═════ Records

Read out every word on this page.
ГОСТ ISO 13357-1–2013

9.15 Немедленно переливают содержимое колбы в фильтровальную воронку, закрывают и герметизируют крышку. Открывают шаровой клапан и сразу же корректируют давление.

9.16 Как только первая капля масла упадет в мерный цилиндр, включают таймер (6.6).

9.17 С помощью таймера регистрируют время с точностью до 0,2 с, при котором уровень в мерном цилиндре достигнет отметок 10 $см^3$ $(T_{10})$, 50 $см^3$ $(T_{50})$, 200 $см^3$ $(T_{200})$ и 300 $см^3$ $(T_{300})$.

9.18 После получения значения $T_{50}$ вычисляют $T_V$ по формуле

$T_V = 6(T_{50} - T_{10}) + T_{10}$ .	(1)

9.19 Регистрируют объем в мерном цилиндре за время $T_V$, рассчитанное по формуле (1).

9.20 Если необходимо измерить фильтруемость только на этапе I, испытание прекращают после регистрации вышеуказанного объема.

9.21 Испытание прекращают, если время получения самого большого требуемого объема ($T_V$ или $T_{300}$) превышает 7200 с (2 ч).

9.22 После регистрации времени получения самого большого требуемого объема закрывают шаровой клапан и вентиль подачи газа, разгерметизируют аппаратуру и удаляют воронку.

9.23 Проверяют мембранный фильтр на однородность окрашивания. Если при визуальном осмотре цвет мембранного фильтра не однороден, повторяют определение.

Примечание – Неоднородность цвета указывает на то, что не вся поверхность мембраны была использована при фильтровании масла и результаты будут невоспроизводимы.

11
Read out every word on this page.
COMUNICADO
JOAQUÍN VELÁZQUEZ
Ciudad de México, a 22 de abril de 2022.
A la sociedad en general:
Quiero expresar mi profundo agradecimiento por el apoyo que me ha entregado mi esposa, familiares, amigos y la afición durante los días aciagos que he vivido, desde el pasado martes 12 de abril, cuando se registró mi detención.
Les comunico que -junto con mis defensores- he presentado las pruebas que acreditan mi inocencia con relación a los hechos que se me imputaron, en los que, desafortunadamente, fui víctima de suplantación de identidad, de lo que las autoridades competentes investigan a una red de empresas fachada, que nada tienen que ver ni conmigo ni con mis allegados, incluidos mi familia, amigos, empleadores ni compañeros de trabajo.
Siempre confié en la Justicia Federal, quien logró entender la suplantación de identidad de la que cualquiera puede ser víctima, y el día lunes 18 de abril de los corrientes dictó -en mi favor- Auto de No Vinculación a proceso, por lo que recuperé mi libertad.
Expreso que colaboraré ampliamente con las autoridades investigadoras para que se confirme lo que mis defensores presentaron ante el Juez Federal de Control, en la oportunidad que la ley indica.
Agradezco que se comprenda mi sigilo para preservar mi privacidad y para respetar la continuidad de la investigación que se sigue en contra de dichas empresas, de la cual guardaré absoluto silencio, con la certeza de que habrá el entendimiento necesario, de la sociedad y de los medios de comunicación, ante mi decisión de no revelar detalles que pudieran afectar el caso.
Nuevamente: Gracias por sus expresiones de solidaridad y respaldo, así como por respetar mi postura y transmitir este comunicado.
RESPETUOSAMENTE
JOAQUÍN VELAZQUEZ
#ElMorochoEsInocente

══════════

[Exercise instructions] Select, from the listing, all lines that include the word "amigos".

[Solved problem]
Quiero expresar mi profundo agradecimiento por el apoyo que me ha entregado mi esposa, familiares, amigos y la afición durante los días aciagos que he vivido, desde el pasado martes 12 de abril, cuando se registró mi detención.
Les comunico que -junto con mis defensores- he presentado las pruebas que acreditan mi inocencia con relación a los hechos que se me imputaron, en los que, desafortunadamente, fui víctima de suplantación de identidad, de lo que las autoridades competentes investigan a una red de empresas fachada, que nada tienen que ver ni conmigo ni con mis allegados, incluidos mi familia, amigos, empleadores ni compañeros de trabajo.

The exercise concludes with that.